Source data:
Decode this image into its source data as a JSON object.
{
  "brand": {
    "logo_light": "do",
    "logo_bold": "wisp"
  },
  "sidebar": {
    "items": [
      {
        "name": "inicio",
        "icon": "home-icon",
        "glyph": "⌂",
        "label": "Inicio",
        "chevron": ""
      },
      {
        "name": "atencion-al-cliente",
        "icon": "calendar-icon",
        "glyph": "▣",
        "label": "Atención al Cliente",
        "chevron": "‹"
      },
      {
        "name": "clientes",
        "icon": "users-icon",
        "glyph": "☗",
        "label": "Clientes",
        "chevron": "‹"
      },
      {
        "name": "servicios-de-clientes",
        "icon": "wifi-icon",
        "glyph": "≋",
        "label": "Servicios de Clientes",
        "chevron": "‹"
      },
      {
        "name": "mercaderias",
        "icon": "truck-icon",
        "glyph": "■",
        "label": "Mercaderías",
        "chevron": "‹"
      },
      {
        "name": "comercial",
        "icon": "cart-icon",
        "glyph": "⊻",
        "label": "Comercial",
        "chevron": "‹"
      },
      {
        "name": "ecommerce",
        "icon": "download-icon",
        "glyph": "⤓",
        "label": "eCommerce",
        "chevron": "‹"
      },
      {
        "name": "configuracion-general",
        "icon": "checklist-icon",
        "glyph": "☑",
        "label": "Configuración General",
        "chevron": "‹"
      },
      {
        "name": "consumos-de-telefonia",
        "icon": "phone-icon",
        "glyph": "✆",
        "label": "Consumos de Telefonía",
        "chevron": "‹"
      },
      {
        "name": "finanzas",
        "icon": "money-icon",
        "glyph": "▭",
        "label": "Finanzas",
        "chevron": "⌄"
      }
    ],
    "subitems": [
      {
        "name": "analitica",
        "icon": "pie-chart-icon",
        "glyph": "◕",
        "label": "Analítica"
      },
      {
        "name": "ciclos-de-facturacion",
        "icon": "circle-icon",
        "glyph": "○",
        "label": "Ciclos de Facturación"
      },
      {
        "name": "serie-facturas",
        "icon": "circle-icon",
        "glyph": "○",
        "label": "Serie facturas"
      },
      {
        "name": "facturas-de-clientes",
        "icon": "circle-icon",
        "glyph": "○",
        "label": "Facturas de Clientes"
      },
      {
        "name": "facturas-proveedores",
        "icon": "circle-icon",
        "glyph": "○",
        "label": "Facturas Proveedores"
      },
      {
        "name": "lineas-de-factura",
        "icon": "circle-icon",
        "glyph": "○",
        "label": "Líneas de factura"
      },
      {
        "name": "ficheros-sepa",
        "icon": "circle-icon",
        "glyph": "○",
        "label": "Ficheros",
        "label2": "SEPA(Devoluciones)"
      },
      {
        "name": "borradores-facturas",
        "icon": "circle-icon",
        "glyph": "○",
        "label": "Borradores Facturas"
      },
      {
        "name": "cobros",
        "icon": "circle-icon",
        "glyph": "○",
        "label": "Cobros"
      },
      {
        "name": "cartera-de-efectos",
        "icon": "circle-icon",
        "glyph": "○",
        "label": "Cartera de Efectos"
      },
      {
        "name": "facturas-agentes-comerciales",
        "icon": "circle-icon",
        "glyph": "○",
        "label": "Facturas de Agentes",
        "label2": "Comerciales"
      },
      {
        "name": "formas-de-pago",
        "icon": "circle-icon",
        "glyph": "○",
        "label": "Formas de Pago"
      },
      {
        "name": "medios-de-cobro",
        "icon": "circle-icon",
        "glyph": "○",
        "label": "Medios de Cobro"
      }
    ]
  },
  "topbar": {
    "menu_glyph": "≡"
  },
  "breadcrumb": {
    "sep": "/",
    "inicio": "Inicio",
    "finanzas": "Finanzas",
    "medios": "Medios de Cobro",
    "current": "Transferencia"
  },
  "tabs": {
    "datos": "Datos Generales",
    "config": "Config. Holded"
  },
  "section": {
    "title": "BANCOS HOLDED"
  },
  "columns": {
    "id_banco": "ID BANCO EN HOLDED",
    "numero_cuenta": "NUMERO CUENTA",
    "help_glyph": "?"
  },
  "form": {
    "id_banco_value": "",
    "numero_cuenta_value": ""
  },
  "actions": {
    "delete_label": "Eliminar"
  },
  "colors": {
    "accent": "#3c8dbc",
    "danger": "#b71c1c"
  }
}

Direction: Restate every entry word for word.

The reply:
Decode this image into its source data as a JSON object.
{
  "brand": {
    "logo_light": "do",
    "logo_bold": "wisp"
  },
  "sidebar": {
    "items": [
      {
        "name": "inicio",
        "icon": "home-icon",
        "glyph": "⌂",
        "label": "Inicio",
        "chevron": ""
      },
      {
        "name": "atencion-al-cliente",
        "icon": "calendar-icon",
        "glyph": "▣",
        "label": "Atención al Cliente",
        "chevron": "‹"
      },
      {
        "name": "clientes",
        "icon": "users-icon",
        "glyph": "☗",
        "label": "Clientes",
        "chevron": "‹"
      },
      {
        "name": "servicios-de-clientes",
        "icon": "wifi-icon",
        "glyph": "≋",
        "label": "Servicios de Clientes",
        "chevron": "‹"
      },
      {
        "name": "mercaderias",
        "icon": "truck-icon",
        "glyph": "■",
        "label": "Mercaderías",
        "chevron": "‹"
      },
      {
        "name": "comercial",
        "icon": "cart-icon",
        "glyph": "⊻",
        "label": "Comercial",
        "chevron": "‹"
      },
      {
        "name": "ecommerce",
        "icon": "download-icon",
        "glyph": "⤓",
        "label": "eCommerce",
        "chevron": "‹"
      },
      {
        "name": "configuracion-general",
        "icon": "checklist-icon",
        "glyph": "☑",
        "label": "Configuración General",
        "chevron": "‹"
      },
      {
        "name": "consumos-de-telefonia",
        "icon": "phone-icon",
        "glyph": "✆",
        "label": "Consumos de Telefonía",
        "chevron": "‹"
      },
      {
        "name": "finanzas",
        "icon": "money-icon",
        "glyph": "▭",
        "label": "Finanzas",
        "chevron": "⌄"
      }
    ],
    "subitems": [
      {
        "name": "analitica",
        "icon": "pie-chart-icon",
        "glyph": "◕",
        "label": "Analítica"
      },
      {
        "name": "ciclos-de-facturacion",
        "icon": "circle-icon",
        "glyph": "○",
        "label": "Ciclos de Facturación"
      },
      {
        "name": "serie-facturas",
        "icon": "circle-icon",
        "glyph": "○",
        "label": "Serie facturas"
      },
      {
        "name": "facturas-de-clientes",
        "icon": "circle-icon",
        "glyph": "○",
        "label": "Facturas de Clientes"
      },
      {
        "name": "facturas-proveedores",
        "icon": "circle-icon",
        "glyph": "○",
        "label": "Facturas Proveedores"
      },
      {
        "name": "lineas-de-factura",
        "icon": "circle-icon",
        "glyph": "○",
        "label": "Líneas de factura"
      },
      {
        "name": "ficheros-sepa",
        "icon": "circle-icon",
        "glyph": "○",
        "label": "Ficheros",
        "label2": "SEPA(Devoluciones)"
      },
      {
        "name": "borradores-facturas",
        "icon": "circle-icon",
        "glyph": "○",
        "label": "Borradores Facturas"
      },
      {
        "name": "cobros",
        "icon": "circle-icon",
        "glyph": "○",
        "label": "Cobros"
      },
      {
        "name": "cartera-de-efectos",
        "icon": "circle-icon",
        "glyph": "○",
        "label": "Cartera de Efectos"
      },
      {
        "name": "facturas-agentes-comerciales",
        "icon": "circle-icon",
        "glyph": "○",
        "label": "Facturas de Agentes",
        "label2": "Comerciales"
      },
      {
        "name": "formas-de-pago",
        "icon": "circle-icon",
        "glyph": "○",
        "label": "Formas de Pago"
      },
      {
        "name": "medios-de-cobro",
        "icon": "circle-icon",
        "glyph": "○",
        "label": "Medios de Cobro"
      }
    ]
  },
  "topbar": {
    "menu_glyph": "≡"
  },
  "breadcrumb": {
    "sep": "/",
    "inicio": "Inicio",
    "finanzas": "Finanzas",
    "medios": "Medios de Cobro",
    "current": "Transferencia"
  },
  "tabs": {
    "datos": "Datos Generales",
    "config": "Config. Holded"
  },
  "section": {
    "title": "BANCOS HOLDED"
  },
  "columns": {
    "id_banco": "ID BANCO EN HOLDED",
    "numero_cuenta": "NUMERO CUENTA",
    "help_glyph": "?"
  },
  "form": {
    "id_banco_value": "",
    "numero_cuenta_value": ""
  },
  "actions": {
    "delete_label": "Eliminar"
  },
  "colors": {
    "accent": "#3c8dbc",
    "danger": "#b71c1c"
  }
}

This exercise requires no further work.